THE REQUEST ::
Quote the whole listing verbatim.

ENTRIES ::
──────────

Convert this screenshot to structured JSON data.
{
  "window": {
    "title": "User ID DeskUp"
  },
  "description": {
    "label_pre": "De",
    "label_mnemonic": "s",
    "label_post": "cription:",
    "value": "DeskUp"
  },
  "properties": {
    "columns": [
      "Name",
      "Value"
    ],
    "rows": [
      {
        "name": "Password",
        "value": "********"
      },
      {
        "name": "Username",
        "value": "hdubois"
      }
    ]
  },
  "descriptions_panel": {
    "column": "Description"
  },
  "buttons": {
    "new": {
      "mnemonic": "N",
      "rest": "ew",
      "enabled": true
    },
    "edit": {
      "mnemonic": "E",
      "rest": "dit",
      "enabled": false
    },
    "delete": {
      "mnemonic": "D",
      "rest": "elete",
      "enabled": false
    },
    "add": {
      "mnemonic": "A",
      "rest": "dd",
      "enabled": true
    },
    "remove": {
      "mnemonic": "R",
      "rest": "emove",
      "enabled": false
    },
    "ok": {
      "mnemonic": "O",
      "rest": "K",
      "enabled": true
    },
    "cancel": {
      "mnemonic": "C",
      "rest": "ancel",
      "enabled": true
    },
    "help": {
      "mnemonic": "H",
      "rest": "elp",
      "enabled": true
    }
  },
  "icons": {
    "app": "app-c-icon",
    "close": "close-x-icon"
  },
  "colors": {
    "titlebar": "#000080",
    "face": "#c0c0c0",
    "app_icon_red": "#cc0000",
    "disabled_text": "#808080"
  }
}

──────────

EXPECTED OUTPUT ::
Convert this screenshot to structured JSON data.
{
  "window": {
    "title": "User ID DeskUp"
  },
  "description": {
    "label_pre": "De",
    "label_mnemonic": "s",
    "label_post": "cription:",
    "value": "DeskUp"
  },
  "properties": {
    "columns": [
      "Name",
      "Value"
    ],
    "rows": [
      {
        "name": "Password",
        "value": "********"
      },
      {
        "name": "Username",
        "value": "hdubois"
      }
    ]
  },
  "descriptions_panel": {
    "column": "Description"
  },
  "buttons": {
    "new": {
      "mnemonic": "N",
      "rest": "ew",
      "enabled": true
    },
    "edit": {
      "mnemonic": "E",
      "rest": "dit",
      "enabled": false
    },
    "delete": {
      "mnemonic": "D",
      "rest": "elete",
      "enabled": false
    },
    "add": {
      "mnemonic": "A",
      "rest": "dd",
      "enabled": true
    },
    "remove": {
      "mnemonic": "R",
      "rest": "emove",
      "enabled": false
    },
    "ok": {
      "mnemonic": "O",
      "rest": "K",
      "enabled": true
    },
    "cancel": {
      "mnemonic": "C",
      "rest": "ancel",
      "enabled": true
    },
    "help": {
      "mnemonic": "H",
      "rest": "elp",
      "enabled": true
    }
  },
  "icons": {
    "app": "app-c-icon",
    "close": "close-x-icon"
  },
  "colors": {
    "titlebar": "#000080",
    "face": "#c0c0c0",
    "app_icon_red": "#cc0000",
    "disabled_text": "#808080"
  }
}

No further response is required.